WHAT IS EXPECTED
Provide the number of lines containing the word "stranách", and nothing else.

··· PROVIDED INFORMATION

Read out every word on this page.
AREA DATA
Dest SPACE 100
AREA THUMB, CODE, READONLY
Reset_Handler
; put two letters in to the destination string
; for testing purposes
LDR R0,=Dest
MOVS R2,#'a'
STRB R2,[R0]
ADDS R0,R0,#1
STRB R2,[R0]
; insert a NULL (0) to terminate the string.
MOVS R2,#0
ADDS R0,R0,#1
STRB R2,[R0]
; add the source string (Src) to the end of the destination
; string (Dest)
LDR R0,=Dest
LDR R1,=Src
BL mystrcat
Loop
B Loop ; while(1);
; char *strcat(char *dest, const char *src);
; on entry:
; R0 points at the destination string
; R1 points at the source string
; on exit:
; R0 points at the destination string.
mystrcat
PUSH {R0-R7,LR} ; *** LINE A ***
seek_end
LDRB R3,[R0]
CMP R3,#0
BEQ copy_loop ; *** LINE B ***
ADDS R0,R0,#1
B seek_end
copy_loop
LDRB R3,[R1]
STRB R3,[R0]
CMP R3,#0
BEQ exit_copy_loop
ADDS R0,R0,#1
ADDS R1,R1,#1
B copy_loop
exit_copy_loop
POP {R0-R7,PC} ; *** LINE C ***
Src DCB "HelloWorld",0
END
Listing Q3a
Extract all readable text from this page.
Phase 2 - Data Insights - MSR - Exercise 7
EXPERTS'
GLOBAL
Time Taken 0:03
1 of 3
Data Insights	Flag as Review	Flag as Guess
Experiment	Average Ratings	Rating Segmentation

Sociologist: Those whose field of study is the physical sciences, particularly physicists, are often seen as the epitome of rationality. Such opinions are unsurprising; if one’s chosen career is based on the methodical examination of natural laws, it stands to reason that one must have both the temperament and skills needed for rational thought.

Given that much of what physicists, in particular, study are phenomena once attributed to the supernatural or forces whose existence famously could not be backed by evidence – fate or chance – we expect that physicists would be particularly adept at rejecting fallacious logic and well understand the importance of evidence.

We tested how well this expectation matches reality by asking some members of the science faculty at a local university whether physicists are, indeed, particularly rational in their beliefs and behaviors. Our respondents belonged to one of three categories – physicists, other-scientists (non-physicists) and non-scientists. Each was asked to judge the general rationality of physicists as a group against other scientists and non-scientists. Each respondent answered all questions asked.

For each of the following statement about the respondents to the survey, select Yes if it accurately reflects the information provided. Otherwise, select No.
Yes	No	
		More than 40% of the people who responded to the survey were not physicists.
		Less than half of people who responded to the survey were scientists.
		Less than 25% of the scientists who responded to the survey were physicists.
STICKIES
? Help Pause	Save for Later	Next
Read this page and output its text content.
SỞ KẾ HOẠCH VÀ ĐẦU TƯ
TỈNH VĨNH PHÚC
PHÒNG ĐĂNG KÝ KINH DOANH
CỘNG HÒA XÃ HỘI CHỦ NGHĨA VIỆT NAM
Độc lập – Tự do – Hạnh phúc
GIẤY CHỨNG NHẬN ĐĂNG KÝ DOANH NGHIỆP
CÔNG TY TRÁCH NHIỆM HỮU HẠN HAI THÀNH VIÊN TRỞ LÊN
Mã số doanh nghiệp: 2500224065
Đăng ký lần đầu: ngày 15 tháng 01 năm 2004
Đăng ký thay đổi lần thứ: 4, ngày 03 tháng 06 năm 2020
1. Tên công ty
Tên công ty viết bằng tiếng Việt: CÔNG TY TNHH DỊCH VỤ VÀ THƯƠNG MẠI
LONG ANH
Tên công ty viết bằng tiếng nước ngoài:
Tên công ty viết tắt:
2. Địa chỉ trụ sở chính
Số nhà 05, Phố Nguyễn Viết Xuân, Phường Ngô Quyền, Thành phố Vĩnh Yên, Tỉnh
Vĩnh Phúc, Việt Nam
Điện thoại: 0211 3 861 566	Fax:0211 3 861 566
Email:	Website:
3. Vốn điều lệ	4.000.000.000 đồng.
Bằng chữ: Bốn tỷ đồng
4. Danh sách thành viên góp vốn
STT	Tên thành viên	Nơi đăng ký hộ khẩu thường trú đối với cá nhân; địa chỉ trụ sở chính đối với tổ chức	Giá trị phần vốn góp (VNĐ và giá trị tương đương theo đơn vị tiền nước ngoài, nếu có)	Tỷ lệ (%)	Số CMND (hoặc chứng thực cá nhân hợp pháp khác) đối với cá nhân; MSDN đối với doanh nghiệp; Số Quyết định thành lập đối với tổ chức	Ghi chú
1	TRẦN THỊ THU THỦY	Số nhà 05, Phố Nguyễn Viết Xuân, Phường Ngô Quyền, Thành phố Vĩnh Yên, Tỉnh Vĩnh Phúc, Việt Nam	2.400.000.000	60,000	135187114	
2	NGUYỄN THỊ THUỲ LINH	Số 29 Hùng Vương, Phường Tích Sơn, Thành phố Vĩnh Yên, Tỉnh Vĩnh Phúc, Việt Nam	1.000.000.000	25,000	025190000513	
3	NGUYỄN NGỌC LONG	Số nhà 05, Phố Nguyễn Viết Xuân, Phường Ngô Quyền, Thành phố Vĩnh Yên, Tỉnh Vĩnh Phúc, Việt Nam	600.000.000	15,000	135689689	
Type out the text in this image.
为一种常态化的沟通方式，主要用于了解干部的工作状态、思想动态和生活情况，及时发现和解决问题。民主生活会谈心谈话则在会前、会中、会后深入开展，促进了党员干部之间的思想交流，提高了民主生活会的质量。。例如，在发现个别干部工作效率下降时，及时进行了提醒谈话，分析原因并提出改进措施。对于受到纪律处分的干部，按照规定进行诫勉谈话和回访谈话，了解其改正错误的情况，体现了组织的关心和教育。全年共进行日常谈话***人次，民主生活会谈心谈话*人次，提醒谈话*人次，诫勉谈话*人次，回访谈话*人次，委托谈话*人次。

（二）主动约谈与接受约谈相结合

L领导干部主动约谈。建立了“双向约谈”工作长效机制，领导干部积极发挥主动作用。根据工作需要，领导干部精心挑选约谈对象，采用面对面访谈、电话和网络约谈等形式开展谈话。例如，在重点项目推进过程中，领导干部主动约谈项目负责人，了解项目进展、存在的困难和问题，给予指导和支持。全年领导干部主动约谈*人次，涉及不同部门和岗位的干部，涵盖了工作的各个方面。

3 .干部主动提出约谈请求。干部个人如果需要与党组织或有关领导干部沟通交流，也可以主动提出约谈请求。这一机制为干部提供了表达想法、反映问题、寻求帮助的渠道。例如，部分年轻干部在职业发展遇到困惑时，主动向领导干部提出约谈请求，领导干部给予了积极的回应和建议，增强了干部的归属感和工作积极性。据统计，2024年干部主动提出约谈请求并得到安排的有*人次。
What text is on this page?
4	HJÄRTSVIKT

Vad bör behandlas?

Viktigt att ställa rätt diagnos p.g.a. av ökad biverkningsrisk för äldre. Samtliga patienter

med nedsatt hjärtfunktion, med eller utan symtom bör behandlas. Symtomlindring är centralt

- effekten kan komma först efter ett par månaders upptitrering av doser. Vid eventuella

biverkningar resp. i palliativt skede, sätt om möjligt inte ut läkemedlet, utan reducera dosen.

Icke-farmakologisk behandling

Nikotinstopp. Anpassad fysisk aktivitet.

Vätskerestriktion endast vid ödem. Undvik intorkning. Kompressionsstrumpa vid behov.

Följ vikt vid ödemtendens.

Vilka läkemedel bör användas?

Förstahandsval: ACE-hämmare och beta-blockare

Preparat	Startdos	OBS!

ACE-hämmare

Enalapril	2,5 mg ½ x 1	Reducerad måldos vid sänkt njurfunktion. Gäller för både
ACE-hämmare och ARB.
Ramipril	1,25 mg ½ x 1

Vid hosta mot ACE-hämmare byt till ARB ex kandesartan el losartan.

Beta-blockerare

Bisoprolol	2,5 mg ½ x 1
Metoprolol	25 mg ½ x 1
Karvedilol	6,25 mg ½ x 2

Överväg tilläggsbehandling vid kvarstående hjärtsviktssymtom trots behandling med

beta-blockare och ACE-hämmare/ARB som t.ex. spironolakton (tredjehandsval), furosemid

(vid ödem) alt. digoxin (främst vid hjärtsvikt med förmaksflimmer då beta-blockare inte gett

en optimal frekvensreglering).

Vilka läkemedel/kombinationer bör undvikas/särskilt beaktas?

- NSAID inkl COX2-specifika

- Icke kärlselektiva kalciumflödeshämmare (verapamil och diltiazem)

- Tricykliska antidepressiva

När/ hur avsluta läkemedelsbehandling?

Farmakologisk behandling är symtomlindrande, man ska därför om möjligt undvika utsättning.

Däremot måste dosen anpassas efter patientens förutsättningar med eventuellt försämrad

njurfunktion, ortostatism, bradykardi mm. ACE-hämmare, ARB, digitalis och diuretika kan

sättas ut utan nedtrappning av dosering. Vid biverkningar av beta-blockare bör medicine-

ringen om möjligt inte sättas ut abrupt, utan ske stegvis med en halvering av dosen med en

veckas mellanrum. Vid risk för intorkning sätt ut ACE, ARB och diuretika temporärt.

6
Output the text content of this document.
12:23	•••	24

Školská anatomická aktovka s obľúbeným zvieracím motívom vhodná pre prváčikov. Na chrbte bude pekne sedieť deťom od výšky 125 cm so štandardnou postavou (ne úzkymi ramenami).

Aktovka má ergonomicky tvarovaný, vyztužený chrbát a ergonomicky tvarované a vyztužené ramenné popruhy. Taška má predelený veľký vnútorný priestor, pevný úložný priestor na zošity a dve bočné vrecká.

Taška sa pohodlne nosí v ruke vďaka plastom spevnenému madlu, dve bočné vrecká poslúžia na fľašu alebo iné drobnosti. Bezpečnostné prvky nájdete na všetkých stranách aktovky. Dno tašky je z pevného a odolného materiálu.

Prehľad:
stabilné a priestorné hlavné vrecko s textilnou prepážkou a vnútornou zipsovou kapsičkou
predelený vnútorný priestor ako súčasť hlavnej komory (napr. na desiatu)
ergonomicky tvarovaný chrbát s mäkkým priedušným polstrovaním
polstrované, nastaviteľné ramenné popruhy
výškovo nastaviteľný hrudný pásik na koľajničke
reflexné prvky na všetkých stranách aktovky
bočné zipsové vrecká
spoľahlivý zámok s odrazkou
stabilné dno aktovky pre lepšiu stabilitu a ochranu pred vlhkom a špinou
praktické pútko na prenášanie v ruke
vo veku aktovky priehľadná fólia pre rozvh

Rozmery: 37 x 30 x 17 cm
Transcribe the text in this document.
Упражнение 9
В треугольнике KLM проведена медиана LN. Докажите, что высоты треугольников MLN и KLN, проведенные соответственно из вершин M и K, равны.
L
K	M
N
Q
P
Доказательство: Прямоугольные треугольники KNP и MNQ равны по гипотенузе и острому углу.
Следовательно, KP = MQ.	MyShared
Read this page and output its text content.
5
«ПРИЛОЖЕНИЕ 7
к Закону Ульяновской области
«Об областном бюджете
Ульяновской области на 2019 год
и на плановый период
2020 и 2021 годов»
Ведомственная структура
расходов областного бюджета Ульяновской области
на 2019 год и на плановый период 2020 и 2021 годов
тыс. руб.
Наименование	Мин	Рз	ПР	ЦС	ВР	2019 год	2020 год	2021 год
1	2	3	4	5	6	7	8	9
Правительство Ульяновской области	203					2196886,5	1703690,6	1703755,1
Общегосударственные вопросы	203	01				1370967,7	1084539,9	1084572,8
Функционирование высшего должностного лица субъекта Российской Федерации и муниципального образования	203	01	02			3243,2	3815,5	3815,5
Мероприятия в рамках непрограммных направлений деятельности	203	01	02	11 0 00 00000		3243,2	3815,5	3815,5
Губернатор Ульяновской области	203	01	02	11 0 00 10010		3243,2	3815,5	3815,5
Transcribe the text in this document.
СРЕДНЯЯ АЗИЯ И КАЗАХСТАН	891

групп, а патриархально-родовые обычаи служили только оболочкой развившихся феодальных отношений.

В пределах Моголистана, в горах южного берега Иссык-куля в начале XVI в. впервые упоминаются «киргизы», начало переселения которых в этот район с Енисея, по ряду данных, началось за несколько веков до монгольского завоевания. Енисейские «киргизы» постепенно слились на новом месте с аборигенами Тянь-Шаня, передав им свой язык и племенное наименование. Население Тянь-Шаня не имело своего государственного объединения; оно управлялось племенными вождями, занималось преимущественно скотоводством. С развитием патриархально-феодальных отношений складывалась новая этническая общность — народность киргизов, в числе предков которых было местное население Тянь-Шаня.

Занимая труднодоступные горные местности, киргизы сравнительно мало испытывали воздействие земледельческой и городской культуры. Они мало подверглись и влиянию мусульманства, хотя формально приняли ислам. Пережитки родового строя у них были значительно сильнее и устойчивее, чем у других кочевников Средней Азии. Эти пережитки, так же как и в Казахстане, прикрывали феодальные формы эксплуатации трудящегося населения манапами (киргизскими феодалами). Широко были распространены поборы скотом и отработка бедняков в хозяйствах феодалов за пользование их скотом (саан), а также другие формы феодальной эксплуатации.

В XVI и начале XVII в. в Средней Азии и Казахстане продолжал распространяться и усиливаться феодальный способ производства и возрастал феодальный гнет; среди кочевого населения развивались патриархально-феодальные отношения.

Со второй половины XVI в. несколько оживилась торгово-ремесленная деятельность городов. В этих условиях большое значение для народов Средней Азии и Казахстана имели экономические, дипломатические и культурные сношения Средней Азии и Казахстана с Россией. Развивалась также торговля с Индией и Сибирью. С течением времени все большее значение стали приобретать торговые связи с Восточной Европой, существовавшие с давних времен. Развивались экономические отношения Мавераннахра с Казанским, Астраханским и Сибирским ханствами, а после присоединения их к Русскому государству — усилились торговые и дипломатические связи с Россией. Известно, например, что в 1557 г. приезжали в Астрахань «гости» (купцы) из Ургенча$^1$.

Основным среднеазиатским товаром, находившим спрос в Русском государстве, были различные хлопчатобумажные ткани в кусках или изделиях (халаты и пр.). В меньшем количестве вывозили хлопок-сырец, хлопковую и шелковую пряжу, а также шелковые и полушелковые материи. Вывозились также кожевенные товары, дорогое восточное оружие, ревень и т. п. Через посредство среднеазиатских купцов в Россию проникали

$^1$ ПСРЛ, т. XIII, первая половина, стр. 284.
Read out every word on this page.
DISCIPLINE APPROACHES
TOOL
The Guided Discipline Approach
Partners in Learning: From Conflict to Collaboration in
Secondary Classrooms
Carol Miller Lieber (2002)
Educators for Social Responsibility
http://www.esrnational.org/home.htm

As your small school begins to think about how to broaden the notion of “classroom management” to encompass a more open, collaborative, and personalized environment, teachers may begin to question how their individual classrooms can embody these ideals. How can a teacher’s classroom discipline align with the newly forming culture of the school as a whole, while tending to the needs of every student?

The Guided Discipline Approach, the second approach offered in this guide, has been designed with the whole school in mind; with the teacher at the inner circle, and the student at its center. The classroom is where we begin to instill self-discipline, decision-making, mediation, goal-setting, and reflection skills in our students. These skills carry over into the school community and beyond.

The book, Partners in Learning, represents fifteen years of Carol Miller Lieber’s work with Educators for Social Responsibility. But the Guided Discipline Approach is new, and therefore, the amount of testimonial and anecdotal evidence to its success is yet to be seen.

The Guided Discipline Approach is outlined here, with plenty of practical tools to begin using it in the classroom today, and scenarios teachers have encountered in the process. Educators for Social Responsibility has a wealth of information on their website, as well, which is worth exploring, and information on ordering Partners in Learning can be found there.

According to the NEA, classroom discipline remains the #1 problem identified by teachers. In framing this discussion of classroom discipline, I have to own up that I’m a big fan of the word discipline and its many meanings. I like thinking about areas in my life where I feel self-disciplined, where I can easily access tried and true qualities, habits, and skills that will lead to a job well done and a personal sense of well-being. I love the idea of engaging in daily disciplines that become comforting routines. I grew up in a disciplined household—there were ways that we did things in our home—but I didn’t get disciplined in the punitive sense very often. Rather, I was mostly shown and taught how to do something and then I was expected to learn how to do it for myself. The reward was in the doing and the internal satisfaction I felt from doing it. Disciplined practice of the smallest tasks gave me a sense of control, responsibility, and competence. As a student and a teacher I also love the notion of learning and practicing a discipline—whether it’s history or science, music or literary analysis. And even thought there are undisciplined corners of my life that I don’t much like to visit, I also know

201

······

WRITTEN SOLUTION
2